INPUT ROWS
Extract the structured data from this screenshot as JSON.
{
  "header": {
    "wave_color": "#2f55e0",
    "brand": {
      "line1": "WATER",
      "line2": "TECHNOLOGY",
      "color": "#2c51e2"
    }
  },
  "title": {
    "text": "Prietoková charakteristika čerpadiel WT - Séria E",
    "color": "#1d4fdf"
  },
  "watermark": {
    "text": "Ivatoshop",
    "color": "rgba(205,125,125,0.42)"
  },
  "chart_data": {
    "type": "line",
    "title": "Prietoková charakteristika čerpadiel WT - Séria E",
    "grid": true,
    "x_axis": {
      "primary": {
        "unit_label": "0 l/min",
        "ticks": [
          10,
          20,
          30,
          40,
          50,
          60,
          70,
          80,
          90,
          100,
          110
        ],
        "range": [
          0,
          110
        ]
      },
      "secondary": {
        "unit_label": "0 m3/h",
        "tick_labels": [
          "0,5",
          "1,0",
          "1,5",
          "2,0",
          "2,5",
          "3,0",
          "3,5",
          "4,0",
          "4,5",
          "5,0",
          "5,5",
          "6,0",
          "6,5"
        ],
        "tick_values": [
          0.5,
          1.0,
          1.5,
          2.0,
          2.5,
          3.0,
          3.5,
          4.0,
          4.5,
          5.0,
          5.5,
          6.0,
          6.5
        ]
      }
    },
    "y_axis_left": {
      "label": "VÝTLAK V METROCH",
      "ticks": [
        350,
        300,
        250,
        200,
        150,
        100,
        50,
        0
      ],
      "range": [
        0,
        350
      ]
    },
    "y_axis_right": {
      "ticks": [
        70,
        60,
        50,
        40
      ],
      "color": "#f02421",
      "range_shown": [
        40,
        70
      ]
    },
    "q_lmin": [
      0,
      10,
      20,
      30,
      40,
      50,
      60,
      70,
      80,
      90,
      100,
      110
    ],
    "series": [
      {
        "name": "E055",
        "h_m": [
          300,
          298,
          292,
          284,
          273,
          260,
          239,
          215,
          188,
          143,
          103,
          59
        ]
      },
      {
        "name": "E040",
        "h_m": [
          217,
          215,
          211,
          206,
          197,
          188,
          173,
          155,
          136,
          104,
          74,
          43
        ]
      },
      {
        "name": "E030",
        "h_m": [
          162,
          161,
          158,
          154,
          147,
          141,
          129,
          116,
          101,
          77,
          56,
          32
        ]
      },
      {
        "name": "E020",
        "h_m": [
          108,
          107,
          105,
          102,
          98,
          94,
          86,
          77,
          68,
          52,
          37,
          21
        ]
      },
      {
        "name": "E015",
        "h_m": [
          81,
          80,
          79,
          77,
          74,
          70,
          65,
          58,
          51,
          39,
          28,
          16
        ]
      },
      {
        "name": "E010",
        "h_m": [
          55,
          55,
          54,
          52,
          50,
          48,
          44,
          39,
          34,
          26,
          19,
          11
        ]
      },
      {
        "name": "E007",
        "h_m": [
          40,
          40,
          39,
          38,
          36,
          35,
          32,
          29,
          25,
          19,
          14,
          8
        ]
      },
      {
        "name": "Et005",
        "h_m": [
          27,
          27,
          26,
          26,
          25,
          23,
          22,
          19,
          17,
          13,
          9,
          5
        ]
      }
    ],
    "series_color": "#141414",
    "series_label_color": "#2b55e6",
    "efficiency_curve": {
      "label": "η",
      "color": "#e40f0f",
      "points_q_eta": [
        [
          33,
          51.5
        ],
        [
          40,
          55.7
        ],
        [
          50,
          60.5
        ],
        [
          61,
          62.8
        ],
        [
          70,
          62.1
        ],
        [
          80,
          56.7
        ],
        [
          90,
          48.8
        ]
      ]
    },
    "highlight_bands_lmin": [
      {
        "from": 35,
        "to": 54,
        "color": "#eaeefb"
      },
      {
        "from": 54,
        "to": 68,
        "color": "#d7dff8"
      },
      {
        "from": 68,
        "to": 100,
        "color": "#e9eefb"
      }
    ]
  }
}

PROBLEM DETAILS
Where does the word "Séria" appear in the listing? List each line that holds it.

RESULT
    "text": "Prietoková charakteristika čerpadiel WT - Séria E",
    "title": "Prietoková charakteristika čerpadiel WT - Séria E",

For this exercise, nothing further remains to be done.